* What is expected *
Gather all lines containing the string "inis" and copy them out.

━━━━━━

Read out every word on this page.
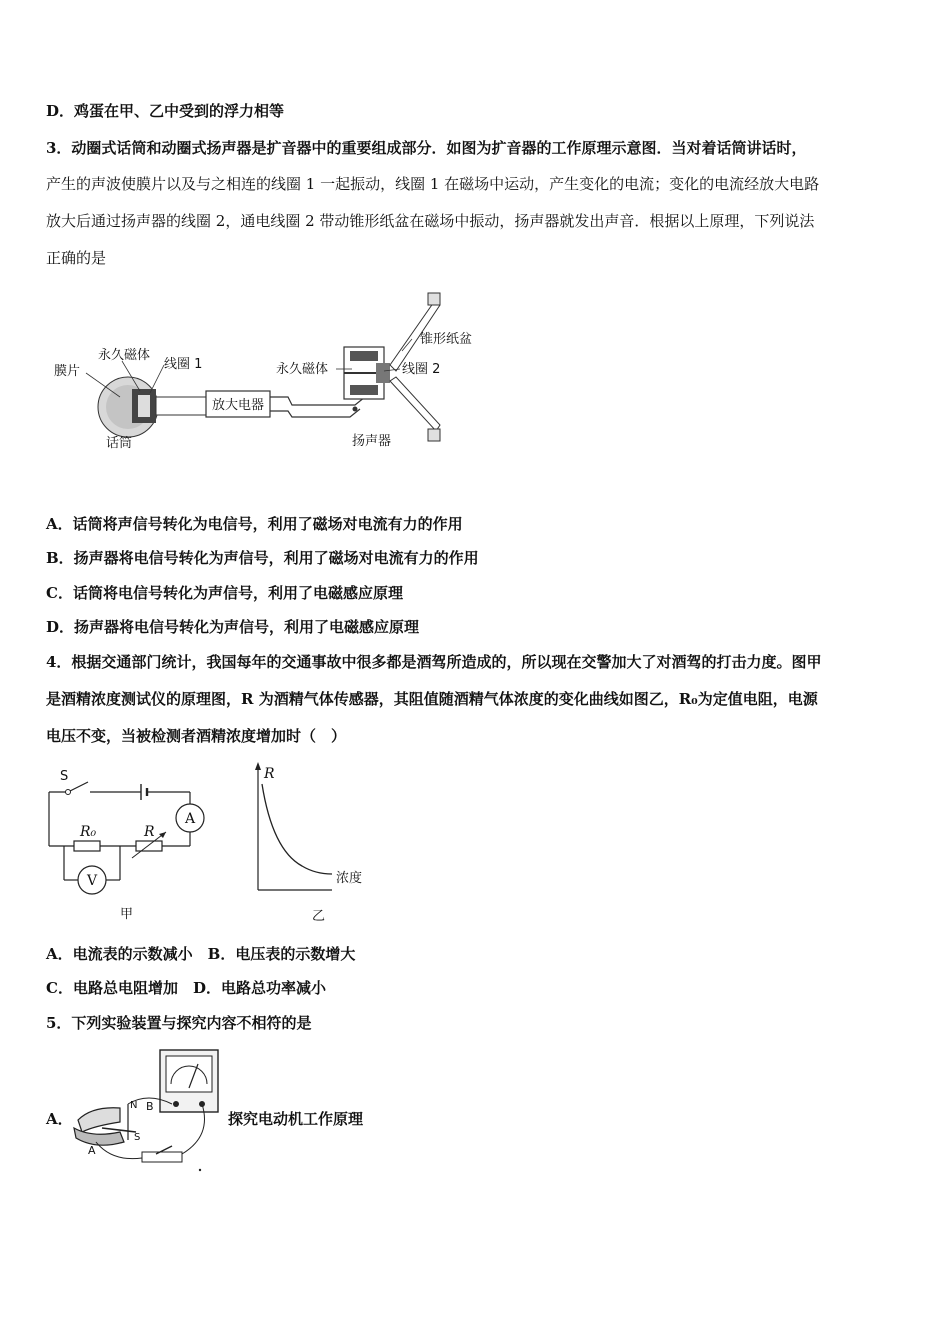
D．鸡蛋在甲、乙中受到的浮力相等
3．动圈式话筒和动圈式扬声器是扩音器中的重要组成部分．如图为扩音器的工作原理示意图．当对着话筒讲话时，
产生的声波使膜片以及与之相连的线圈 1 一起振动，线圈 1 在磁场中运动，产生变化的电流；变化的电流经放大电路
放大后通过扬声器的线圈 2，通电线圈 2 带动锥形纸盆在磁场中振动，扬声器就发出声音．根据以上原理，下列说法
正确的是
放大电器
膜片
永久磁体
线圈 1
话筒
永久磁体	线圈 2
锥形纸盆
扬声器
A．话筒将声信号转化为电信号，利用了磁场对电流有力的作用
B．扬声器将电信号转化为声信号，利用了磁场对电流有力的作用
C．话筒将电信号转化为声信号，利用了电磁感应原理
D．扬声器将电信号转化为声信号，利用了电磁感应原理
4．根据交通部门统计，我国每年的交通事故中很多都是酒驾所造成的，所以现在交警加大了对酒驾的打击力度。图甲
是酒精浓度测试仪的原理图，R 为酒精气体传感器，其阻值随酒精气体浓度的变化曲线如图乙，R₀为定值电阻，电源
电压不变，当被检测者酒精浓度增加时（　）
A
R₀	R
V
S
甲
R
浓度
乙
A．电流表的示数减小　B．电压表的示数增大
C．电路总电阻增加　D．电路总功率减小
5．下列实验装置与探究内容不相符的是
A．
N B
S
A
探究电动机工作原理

━━━━━━

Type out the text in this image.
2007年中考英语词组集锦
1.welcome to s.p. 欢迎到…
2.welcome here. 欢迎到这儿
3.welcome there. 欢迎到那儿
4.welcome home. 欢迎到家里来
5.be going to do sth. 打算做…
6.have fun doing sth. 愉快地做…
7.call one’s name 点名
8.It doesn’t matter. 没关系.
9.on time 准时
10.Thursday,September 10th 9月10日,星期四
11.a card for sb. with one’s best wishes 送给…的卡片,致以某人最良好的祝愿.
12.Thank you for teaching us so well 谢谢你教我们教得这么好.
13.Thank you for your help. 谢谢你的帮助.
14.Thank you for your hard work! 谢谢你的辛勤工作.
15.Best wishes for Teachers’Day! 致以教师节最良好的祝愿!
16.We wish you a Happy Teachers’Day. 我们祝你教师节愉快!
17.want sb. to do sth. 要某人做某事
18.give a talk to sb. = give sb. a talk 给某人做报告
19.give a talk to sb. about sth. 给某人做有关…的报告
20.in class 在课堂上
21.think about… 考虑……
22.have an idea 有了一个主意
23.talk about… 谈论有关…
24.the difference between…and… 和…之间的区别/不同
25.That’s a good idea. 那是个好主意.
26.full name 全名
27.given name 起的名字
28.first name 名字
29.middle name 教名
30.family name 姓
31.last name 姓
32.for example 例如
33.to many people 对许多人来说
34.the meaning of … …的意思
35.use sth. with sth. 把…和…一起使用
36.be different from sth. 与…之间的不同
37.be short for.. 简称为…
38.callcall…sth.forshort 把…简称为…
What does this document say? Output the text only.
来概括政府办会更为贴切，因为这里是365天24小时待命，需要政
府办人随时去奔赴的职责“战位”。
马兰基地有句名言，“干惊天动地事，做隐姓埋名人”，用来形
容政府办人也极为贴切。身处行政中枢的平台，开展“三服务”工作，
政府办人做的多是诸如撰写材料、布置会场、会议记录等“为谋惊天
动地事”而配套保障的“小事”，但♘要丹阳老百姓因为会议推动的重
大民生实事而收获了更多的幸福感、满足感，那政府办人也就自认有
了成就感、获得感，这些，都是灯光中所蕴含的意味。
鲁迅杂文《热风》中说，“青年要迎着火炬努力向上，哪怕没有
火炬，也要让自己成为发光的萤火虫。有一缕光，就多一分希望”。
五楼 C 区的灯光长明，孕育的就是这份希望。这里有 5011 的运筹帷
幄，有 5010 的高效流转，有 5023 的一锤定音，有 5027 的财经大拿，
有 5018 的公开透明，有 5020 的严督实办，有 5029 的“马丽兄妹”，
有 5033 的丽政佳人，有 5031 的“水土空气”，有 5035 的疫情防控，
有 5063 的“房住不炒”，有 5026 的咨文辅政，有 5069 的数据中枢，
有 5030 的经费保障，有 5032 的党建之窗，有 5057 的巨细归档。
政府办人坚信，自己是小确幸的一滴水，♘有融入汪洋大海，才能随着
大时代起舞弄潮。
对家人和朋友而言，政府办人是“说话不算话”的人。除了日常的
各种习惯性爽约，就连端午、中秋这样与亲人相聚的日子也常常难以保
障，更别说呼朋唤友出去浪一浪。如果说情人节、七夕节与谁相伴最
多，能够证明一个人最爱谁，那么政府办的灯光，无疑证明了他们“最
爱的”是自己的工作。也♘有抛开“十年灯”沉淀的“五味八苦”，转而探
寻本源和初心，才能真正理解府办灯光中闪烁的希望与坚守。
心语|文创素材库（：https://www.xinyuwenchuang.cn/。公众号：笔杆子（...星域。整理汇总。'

━━━━━━

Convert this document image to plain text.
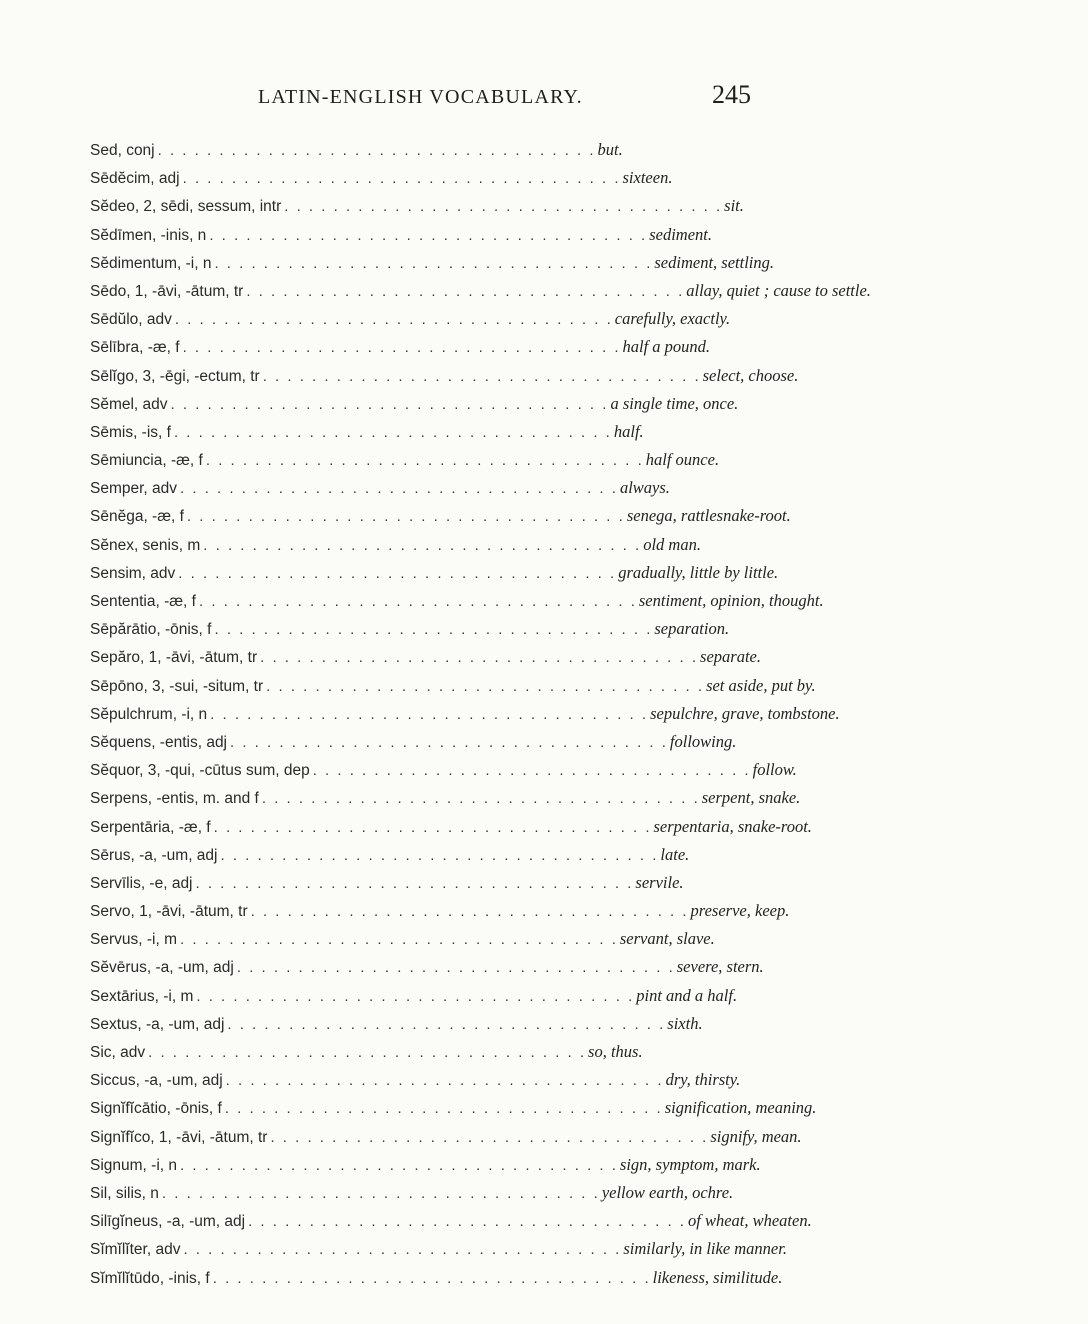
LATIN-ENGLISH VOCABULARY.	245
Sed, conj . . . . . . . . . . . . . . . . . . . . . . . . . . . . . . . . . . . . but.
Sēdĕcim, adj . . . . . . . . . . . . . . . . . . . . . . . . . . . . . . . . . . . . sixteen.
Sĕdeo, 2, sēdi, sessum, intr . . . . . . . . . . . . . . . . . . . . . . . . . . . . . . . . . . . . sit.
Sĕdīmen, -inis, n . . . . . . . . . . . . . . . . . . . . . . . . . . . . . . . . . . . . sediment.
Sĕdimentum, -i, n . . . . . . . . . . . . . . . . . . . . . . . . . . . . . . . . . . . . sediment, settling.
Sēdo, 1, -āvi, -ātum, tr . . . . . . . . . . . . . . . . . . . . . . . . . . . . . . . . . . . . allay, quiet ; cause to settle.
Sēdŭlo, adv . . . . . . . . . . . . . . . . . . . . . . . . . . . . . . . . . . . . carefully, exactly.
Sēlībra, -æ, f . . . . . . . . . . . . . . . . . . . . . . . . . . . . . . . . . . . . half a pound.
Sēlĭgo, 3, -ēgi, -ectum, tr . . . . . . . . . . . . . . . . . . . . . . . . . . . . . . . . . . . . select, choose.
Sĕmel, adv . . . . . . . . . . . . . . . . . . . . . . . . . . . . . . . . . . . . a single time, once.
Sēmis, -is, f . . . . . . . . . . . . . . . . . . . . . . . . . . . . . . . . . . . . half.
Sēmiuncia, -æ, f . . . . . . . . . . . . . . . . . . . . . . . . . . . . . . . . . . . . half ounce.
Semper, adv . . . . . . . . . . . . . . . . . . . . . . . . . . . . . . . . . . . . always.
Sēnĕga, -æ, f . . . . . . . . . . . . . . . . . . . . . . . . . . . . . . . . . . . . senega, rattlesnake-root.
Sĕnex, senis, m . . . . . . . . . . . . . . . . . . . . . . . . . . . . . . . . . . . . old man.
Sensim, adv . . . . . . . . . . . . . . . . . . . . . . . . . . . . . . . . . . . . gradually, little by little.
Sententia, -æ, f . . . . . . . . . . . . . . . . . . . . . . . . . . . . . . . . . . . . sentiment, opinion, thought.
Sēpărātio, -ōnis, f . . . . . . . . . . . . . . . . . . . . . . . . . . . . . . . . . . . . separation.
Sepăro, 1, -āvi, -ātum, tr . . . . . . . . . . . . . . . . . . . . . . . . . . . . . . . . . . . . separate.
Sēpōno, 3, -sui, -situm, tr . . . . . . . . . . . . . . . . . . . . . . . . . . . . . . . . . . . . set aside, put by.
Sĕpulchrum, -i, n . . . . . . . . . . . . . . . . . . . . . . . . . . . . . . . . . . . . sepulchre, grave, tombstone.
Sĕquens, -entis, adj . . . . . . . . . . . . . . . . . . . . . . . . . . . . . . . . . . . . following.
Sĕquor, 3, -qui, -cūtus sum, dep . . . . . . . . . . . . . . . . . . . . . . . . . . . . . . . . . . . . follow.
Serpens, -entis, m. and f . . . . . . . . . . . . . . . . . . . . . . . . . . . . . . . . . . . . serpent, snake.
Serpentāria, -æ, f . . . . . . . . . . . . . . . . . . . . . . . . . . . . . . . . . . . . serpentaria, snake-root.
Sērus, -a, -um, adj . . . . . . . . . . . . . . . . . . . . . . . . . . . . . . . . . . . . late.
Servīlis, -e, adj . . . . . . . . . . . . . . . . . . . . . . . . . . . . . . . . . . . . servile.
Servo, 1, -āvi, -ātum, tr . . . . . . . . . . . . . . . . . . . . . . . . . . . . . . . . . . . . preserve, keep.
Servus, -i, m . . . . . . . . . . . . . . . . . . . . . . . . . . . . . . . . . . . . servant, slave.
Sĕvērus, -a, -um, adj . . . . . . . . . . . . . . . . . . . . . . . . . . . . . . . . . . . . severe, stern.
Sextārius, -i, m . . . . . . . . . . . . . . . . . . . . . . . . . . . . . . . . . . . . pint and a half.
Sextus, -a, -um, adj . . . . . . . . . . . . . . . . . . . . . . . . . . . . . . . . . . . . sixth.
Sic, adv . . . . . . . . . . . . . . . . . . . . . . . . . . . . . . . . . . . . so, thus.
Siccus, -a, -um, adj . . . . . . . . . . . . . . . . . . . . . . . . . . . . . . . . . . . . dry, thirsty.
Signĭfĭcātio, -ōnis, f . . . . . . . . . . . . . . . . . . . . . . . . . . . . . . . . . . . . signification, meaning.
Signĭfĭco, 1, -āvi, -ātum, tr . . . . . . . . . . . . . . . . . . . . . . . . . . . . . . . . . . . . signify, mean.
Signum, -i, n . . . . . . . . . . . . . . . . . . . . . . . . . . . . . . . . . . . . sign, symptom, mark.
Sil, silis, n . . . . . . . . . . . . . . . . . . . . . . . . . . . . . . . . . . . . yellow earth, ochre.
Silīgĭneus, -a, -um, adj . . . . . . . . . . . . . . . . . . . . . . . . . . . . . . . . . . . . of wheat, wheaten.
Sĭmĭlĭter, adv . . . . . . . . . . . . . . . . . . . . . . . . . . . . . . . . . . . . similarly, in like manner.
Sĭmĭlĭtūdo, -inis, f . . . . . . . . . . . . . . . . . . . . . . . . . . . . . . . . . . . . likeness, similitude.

━━━━━━

* Result below *
Sĕdīmen, -inis, n . . . . . . . . . . . . . . . . . . . . . . . . . . . . . . . . . . . . sediment.
Sĭmĭlĭtūdo, -inis, f . . . . . . . . . . . . . . . . . . . . . . . . . . . . . . . . . . . . likeness, similitude.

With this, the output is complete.